> _Exercise goal_
Please repeat, word for word, the lines from the line with "y-tick-label: 120 [55, 128, 86, 147]" through the line with "y-tick-label: 140 [55, 63, 86, 82]", including both of those lines.

[Start Data to process]

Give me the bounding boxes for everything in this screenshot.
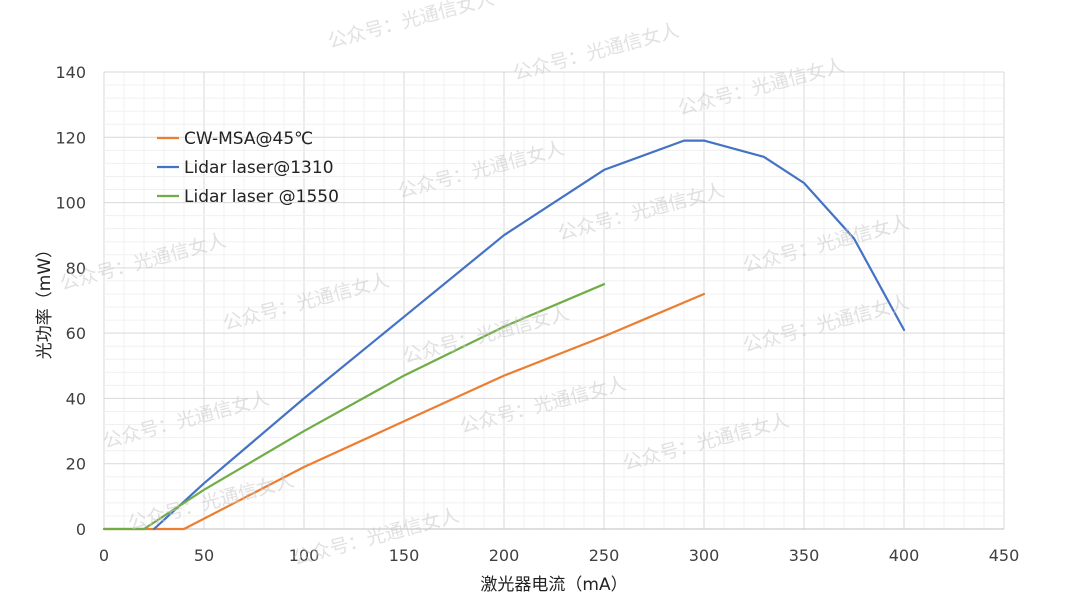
y-tick-label: 120 [55, 128, 86, 147]
series-line-2 [102, 283, 606, 531]
watermark-text: 公众号：光通信女人 [741, 211, 912, 277]
series-line-1 [152, 139, 906, 531]
series-line-0 [102, 292, 706, 531]
x-tick-label: 400 [889, 546, 920, 565]
x-tick-label: 150 [389, 546, 420, 565]
y-tick-label: 80 [66, 259, 86, 278]
watermark-text: 公众号：光通信女人 [326, 0, 497, 53]
watermark-text: 公众号：光通信女人 [401, 302, 572, 368]
y-tick-label: 140 [55, 63, 86, 82]
watermark-text: 公众号：光通信女人 [621, 409, 792, 475]
y-tick-label: 0 [76, 520, 86, 539]
watermark-text: 公众号：光通信女人 [396, 137, 567, 203]
y-tick-label: 60 [66, 324, 86, 343]
watermark-text: 公众号：光通信女人 [101, 387, 272, 453]
x-axis-title: 激光器电流（mA） [480, 575, 627, 595]
watermark-text: 公众号：光通信女人 [511, 19, 682, 85]
x-tick-label: 100 [289, 546, 320, 565]
y-axis-title: 光功率（mW） [35, 241, 55, 359]
watermark-text: 公众号：光通信女人 [221, 269, 392, 335]
x-tick-label: 300 [689, 546, 720, 565]
watermark-text: 公众号：光通信女人 [741, 291, 912, 357]
watermark-text: 公众号：光通信女人 [126, 469, 297, 535]
watermark-text: 公众号：光通信女人 [291, 504, 462, 570]
watermark-text: 公众号：光通信女人 [458, 372, 629, 438]
x-tick-label: 200 [489, 546, 520, 565]
x-tick-label: 350 [789, 546, 820, 565]
y-tick-label: 20 [66, 455, 86, 474]
legend: CW-MSA@45℃ Lidar laser@1310 Lidar laser @1… [157, 129, 339, 207]
legend-label-0: CW-MSA@45℃ [184, 129, 313, 149]
axes: 0 50 100 150 200 250 300 350 400 450 0 20 40 60 80 100 1… [55, 63, 1019, 565]
y-tick-label: 40 [66, 389, 86, 408]
series-lines [102, 139, 906, 531]
watermark-text: 公众号：光通信女人 [676, 54, 847, 120]
legend-label-1: Lidar laser@1310 [184, 158, 334, 178]
x-tick-label: 50 [194, 546, 214, 565]
x-tick-label: 250 [589, 546, 620, 565]
x-tick-label: 0 [99, 546, 109, 565]
y-tick-label: 100 [55, 194, 86, 213]
x-tick-label: 450 [989, 546, 1020, 565]
legend-label-2: Lidar laser @1550 [184, 187, 339, 207]
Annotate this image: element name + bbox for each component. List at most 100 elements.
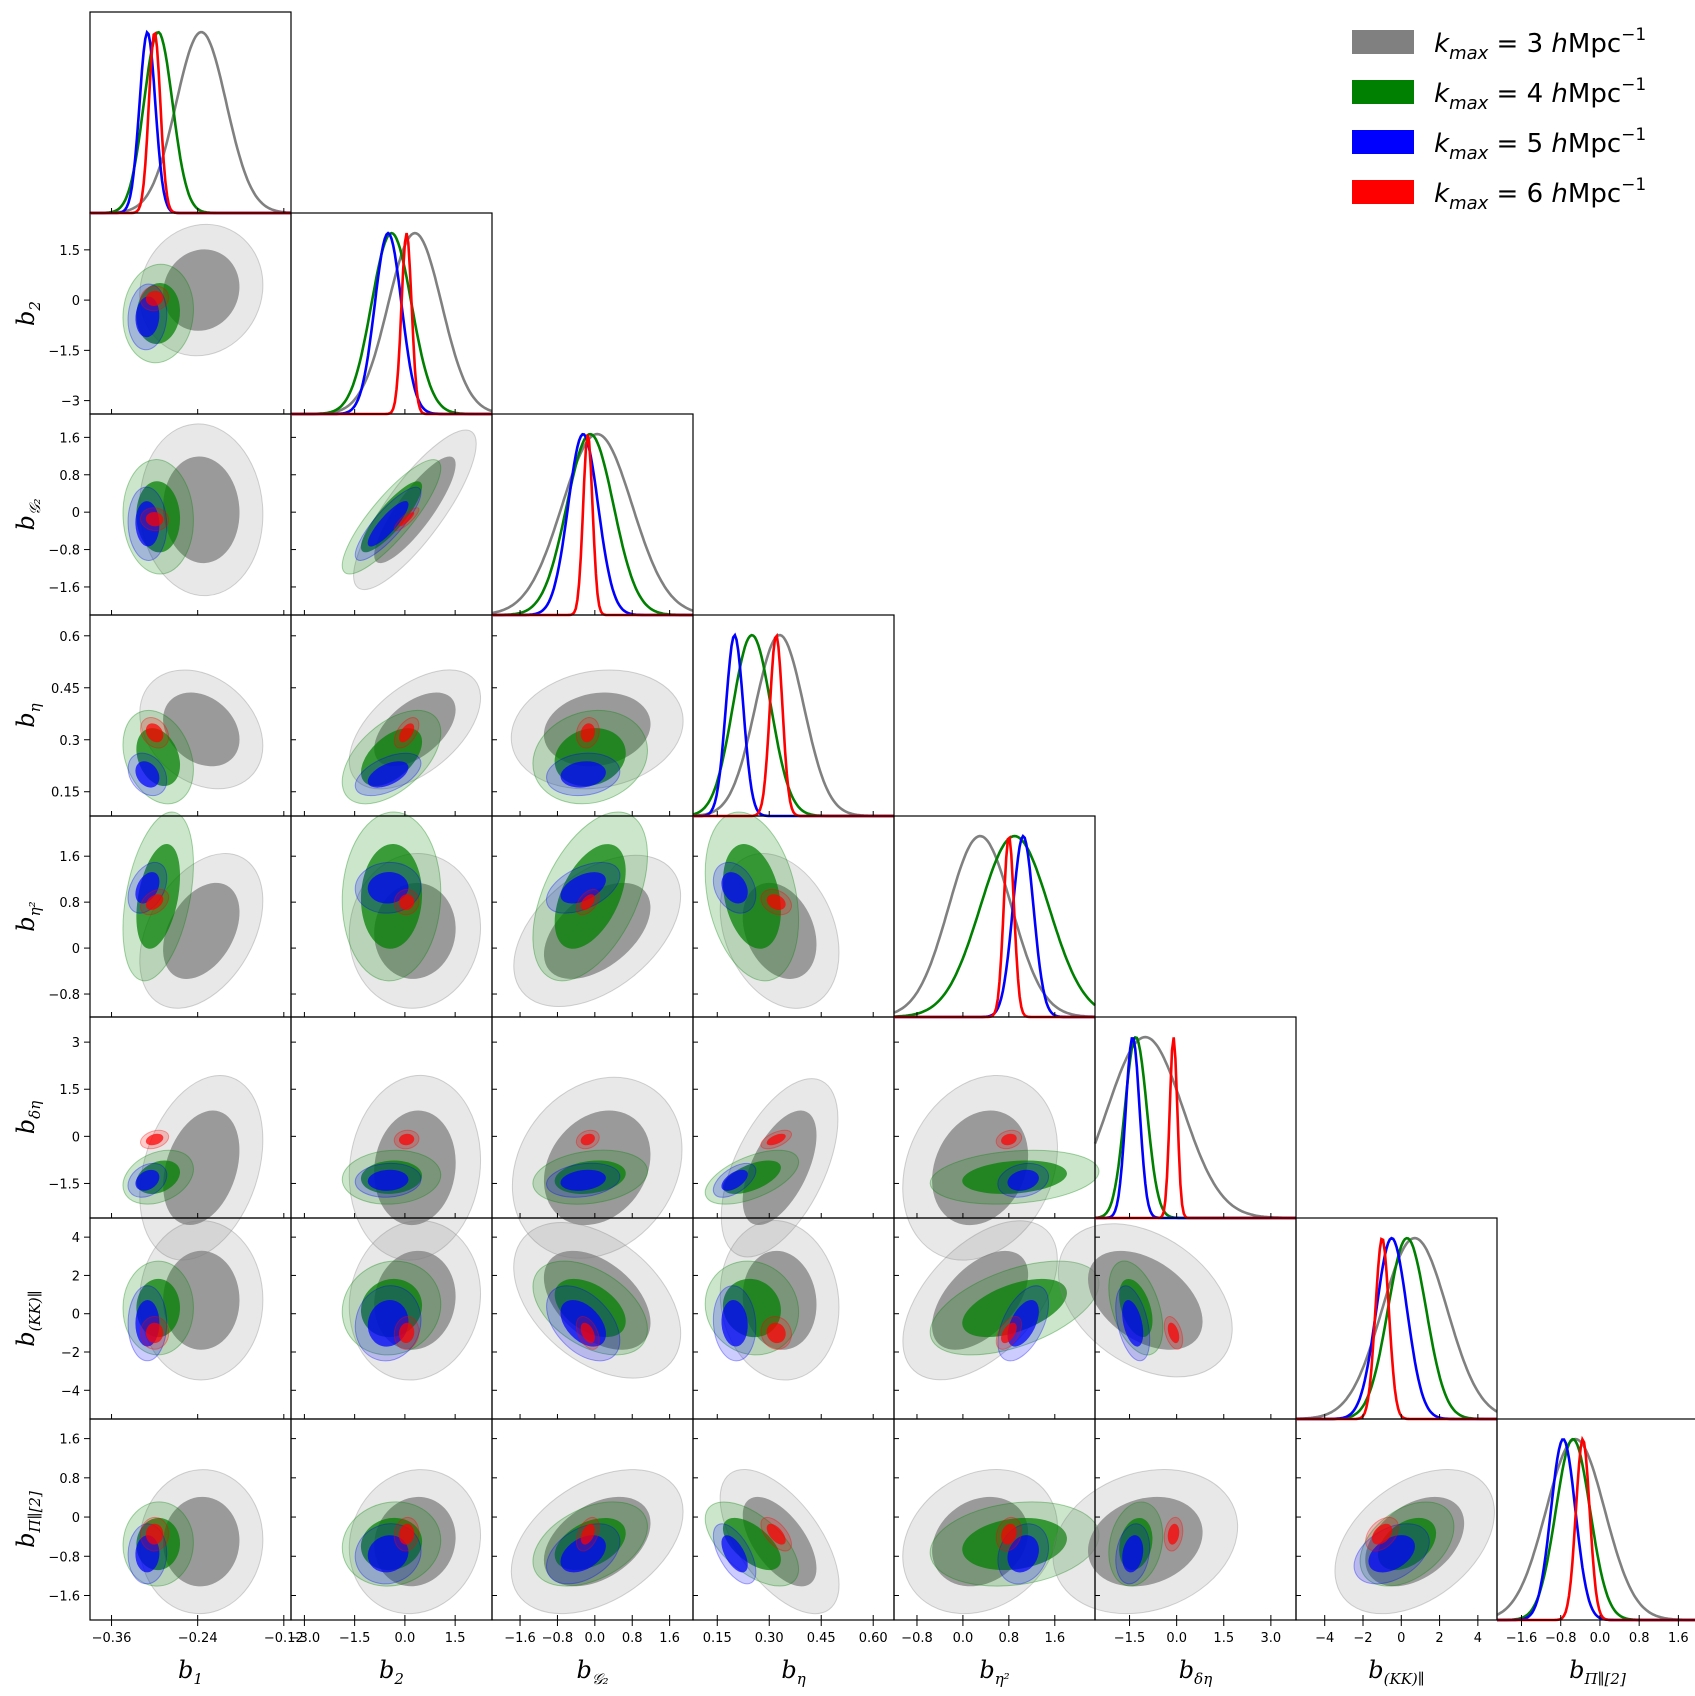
contour-k5-68-bG2-beta bbox=[560, 761, 606, 788]
panel-bdeltaeta-bKK bbox=[1057, 1217, 1297, 1420]
legend-k: k bbox=[1434, 129, 1450, 159]
contour-k3-68-b1-beta bbox=[163, 692, 240, 767]
x-tick-label: 1.6 bbox=[1668, 1631, 1689, 1646]
panel-bG2-bdeltaeta bbox=[491, 1016, 694, 1259]
panel-b1-bKK bbox=[89, 1217, 292, 1420]
marginal-curve-k3-b1 bbox=[90, 30, 292, 215]
marginal-b1 bbox=[89, 11, 292, 215]
contour-k6-68-beta2-bKK bbox=[1001, 1322, 1017, 1344]
marginal-curve-k5-b2 bbox=[291, 231, 492, 416]
y-axis-label-base: b bbox=[12, 1331, 40, 1346]
x-tick-label: 0.45 bbox=[807, 1631, 836, 1646]
x-axis-label-base: b bbox=[979, 1656, 994, 1684]
y-tick-label: 0.8 bbox=[59, 896, 80, 911]
x-tick-label: 0.0 bbox=[584, 1631, 605, 1646]
marginal-curve-k6-bPi bbox=[1497, 1435, 1695, 1622]
x-tick-label: 2 bbox=[1435, 1631, 1443, 1646]
marginal-curve-k3-b2 bbox=[291, 231, 493, 416]
y-axis-label-sub: η² bbox=[26, 901, 44, 916]
x-tick-label: 0.8 bbox=[1629, 1631, 1650, 1646]
panel-beta-bPi bbox=[692, 1418, 895, 1621]
y-tick-label: −1.5 bbox=[48, 1177, 80, 1192]
contour-k3-68-b1-bdeltaeta bbox=[163, 1110, 240, 1226]
y-tick-label: 0 bbox=[72, 1511, 80, 1526]
contour-k6-68-b1-bG2 bbox=[145, 512, 164, 527]
panel-beta2-bPi bbox=[893, 1418, 1100, 1621]
x-tick-label: 4 bbox=[1474, 1631, 1482, 1646]
contour-k5-68-bdeltaeta-bPi bbox=[1122, 1535, 1144, 1573]
y-axis-label-base: b bbox=[12, 515, 40, 530]
x-tick-label: −0.8 bbox=[542, 1631, 574, 1646]
y-axis-label-beta2: bη² bbox=[12, 901, 44, 931]
contour-k6-68-beta2-bdeltaeta bbox=[1001, 1133, 1017, 1146]
contour-k6-68-bG2-beta bbox=[580, 723, 595, 743]
x-tick-label: 0 bbox=[1397, 1631, 1405, 1646]
contour-k5-68-beta2-bdeltaeta bbox=[1007, 1169, 1039, 1191]
contour-k3-68-b1-bKK bbox=[163, 1250, 240, 1350]
panel-beta2-bdeltaeta bbox=[893, 1016, 1100, 1261]
legend-k-sub: max bbox=[1449, 43, 1489, 64]
legend-exp: −1 bbox=[1621, 75, 1646, 95]
panel-b1-beta bbox=[89, 614, 292, 817]
y-tick-label: −1.6 bbox=[48, 1589, 80, 1604]
y-axis-label-sub: 2 bbox=[26, 301, 44, 312]
panel-b1-bPi bbox=[89, 1418, 292, 1621]
panel-bG2-bKK bbox=[491, 1217, 694, 1420]
legend-swatch-k4 bbox=[1352, 80, 1414, 104]
x-tick-label: −0.12 bbox=[264, 1631, 304, 1646]
y-tick-label: 2 bbox=[72, 1269, 80, 1284]
contour-k5-68-bG2-bdeltaeta bbox=[560, 1169, 606, 1191]
contour-k6-68-bG2-bdeltaeta bbox=[580, 1133, 595, 1146]
x-tick-label: −2 bbox=[1353, 1631, 1372, 1646]
x-axis-label-beta: bη bbox=[781, 1656, 805, 1688]
x-tick-label: 0.15 bbox=[703, 1631, 732, 1646]
contour-k6-68-b2-beta2 bbox=[398, 894, 415, 910]
contour-k5-68-bKK-bPi bbox=[1368, 1535, 1415, 1573]
legend-value: = 3 bbox=[1488, 29, 1551, 59]
x-axis-label-base: b bbox=[576, 1656, 591, 1684]
legend-k-sub: max bbox=[1449, 143, 1489, 164]
legend-unit: Mpc bbox=[1568, 179, 1621, 209]
contour-k6-68-beta-bdeltaeta bbox=[766, 1133, 786, 1146]
y-tick-label: −0.8 bbox=[48, 1550, 80, 1565]
x-tick-label: 1.6 bbox=[1044, 1631, 1065, 1646]
panel-frame bbox=[1295, 1217, 1498, 1420]
x-axis-label-base: b bbox=[1368, 1656, 1383, 1684]
marginal-curve-k5-b1 bbox=[90, 29, 291, 215]
legend-k-sub: max bbox=[1449, 93, 1489, 114]
panel-bKK-bPi bbox=[1295, 1418, 1498, 1621]
y-tick-label: −0.8 bbox=[48, 988, 80, 1003]
marginal-beta2 bbox=[893, 815, 1096, 1019]
contour-k3-68-b1-bPi bbox=[163, 1496, 240, 1587]
legend-swatch-k6 bbox=[1352, 180, 1414, 204]
y-axis-label-sub: δη bbox=[26, 1101, 44, 1119]
contour-k5-68-beta-bPi bbox=[721, 1535, 748, 1573]
y-axis-label-bPi: bΠ∥[2] bbox=[12, 1491, 44, 1548]
x-tick-label: −1.6 bbox=[1506, 1631, 1538, 1646]
contour-k5-68-b2-bdeltaeta bbox=[367, 1169, 409, 1191]
y-tick-label: 1.6 bbox=[59, 850, 80, 865]
marginal-curve-k6-b2 bbox=[291, 232, 492, 416]
x-axis-label-bG2: b𝒢₂ bbox=[576, 1656, 608, 1688]
contour-k6-68-b1-bdeltaeta bbox=[145, 1133, 164, 1146]
contour-k4-68-beta-bPi bbox=[722, 1517, 781, 1571]
x-tick-label: −0.8 bbox=[901, 1631, 933, 1646]
y-axis-label-base: b bbox=[12, 712, 40, 727]
panel-beta-beta2 bbox=[692, 811, 895, 1018]
panel-frame bbox=[692, 614, 895, 817]
legend-unit: Mpc bbox=[1568, 129, 1621, 159]
x-tick-label: −4 bbox=[1315, 1631, 1334, 1646]
y-axis-label-b2: b2 bbox=[12, 301, 44, 326]
contour-k6-68-b2-bG2 bbox=[398, 512, 415, 527]
panel-frame bbox=[1094, 1016, 1297, 1219]
x-tick-label: 0.8 bbox=[999, 1631, 1020, 1646]
contour-k5-68-beta-beta2 bbox=[721, 872, 748, 904]
panel-frame bbox=[290, 212, 493, 415]
contour-k6-68-b1-beta bbox=[145, 723, 164, 743]
legend-label-k4: kmax = 4 hMpc−1 bbox=[1434, 75, 1646, 114]
contour-k6-68-beta-beta2 bbox=[766, 894, 786, 910]
x-axis-label-bPi: bΠ∥[2] bbox=[1569, 1656, 1626, 1688]
x-tick-label: −3.0 bbox=[289, 1631, 321, 1646]
contour-k5-68-b2-bKK bbox=[367, 1300, 409, 1347]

[End Data to process]

> _Output of the task_
y-tick-label: 120 [55, 128, 86, 147]
series-line-2 [102, 283, 606, 531]
watermark-text: 公众号：光通信女人 [741, 211, 912, 277]
series-line-1 [152, 139, 906, 531]
series-line-0 [102, 292, 706, 531]
x-tick-label: 400 [889, 546, 920, 565]
x-tick-label: 150 [389, 546, 420, 565]
y-tick-label: 80 [66, 259, 86, 278]
watermark-text: 公众号：光通信女人 [326, 0, 497, 53]
watermark-text: 公众号：光通信女人 [401, 302, 572, 368]
y-tick-label: 140 [55, 63, 86, 82]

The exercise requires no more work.